Write out, precisely and in full, each line of the material.
·····
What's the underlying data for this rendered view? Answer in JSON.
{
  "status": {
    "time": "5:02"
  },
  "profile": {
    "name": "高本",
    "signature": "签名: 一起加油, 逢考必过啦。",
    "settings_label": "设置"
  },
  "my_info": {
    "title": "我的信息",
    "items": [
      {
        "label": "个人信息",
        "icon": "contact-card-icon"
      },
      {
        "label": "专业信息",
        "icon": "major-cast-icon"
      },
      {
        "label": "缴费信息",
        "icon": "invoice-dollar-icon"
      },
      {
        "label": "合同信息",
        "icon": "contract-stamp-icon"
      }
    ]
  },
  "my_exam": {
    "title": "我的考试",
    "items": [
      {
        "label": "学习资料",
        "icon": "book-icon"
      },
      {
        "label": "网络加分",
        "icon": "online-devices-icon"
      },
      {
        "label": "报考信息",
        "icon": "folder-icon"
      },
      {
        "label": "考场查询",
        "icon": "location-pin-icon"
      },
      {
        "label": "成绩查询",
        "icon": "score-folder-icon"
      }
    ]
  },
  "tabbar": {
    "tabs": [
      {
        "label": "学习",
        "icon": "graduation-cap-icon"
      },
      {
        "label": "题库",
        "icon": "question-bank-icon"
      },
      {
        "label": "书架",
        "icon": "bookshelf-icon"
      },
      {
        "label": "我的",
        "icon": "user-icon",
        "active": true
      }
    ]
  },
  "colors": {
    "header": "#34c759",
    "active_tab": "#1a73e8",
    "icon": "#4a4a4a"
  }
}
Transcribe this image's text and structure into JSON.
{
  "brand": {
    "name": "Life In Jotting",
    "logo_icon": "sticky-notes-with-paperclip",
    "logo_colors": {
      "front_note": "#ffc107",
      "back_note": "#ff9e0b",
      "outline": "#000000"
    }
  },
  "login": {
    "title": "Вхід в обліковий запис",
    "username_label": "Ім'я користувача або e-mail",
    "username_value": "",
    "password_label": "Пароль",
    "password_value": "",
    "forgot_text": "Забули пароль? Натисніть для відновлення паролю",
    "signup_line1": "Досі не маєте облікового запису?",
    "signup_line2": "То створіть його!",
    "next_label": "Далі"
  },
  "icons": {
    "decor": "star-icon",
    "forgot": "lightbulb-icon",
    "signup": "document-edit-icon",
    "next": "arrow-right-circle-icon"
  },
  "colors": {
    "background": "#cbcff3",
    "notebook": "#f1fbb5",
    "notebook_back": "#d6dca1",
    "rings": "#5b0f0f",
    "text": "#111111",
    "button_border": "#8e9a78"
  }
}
·····
FINISHED TASK:
What's the underlying data for this rendered view? Answer in JSON.
{
  "status": {
    "time": "5:02"
  },
  "profile": {
    "name": "高本",
    "signature": "签名: 一起加油, 逢考必过啦。",
    "settings_label": "设置"
  },
  "my_info": {
    "title": "我的信息",
    "items": [
      {
        "label": "个人信息",
        "icon": "contact-card-icon"
      },
      {
        "label": "专业信息",
        "icon": "major-cast-icon"
      },
      {
        "label": "缴费信息",
        "icon": "invoice-dollar-icon"
      },
      {
        "label": "合同信息",
        "icon": "contract-stamp-icon"
      }
    ]
  },
  "my_exam": {
    "title": "我的考试",
    "items": [
      {
        "label": "学习资料",
        "icon": "book-icon"
      },
      {
        "label": "网络加分",
        "icon": "online-devices-icon"
      },
      {
        "label": "报考信息",
        "icon": "folder-icon"
      },
      {
        "label": "考场查询",
        "icon": "location-pin-icon"
      },
      {
        "label": "成绩查询",
        "icon": "score-folder-icon"
      }
    ]
  },
  "tabbar": {
    "tabs": [
      {
        "label": "学习",
        "icon": "graduation-cap-icon"
      },
      {
        "label": "题库",
        "icon": "question-bank-icon"
      },
      {
        "label": "书架",
        "icon": "bookshelf-icon"
      },
      {
        "label": "我的",
        "icon": "user-icon",
        "active": true
      }
    ]
  },
  "colors": {
    "header": "#34c759",
    "active_tab": "#1a73e8",
    "icon": "#4a4a4a"
  }
}
Transcribe this image's text and structure into JSON.
{
  "brand": {
    "name": "Life In Jotting",
    "logo_icon": "sticky-notes-with-paperclip",
    "logo_colors": {
      "front_note": "#ffc107",
      "back_note": "#ff9e0b",
      "outline": "#000000"
    }
  },
  "login": {
    "title": "Вхід в обліковий запис",
    "username_label": "Ім'я користувача або e-mail",
    "username_value": "",
    "password_label": "Пароль",
    "password_value": "",
    "forgot_text": "Забули пароль? Натисніть для відновлення паролю",
    "signup_line1": "Досі не маєте облікового запису?",
    "signup_line2": "То створіть його!",
    "next_label": "Далі"
  },
  "icons": {
    "decor": "star-icon",
    "forgot": "lightbulb-icon",
    "signup": "document-edit-icon",
    "next": "arrow-right-circle-icon"
  },
  "colors": {
    "background": "#cbcff3",
    "notebook": "#f1fbb5",
    "notebook_back": "#d6dca1",
    "rings": "#5b0f0f",
    "text": "#111111",
    "button_border": "#8e9a78"
  }
}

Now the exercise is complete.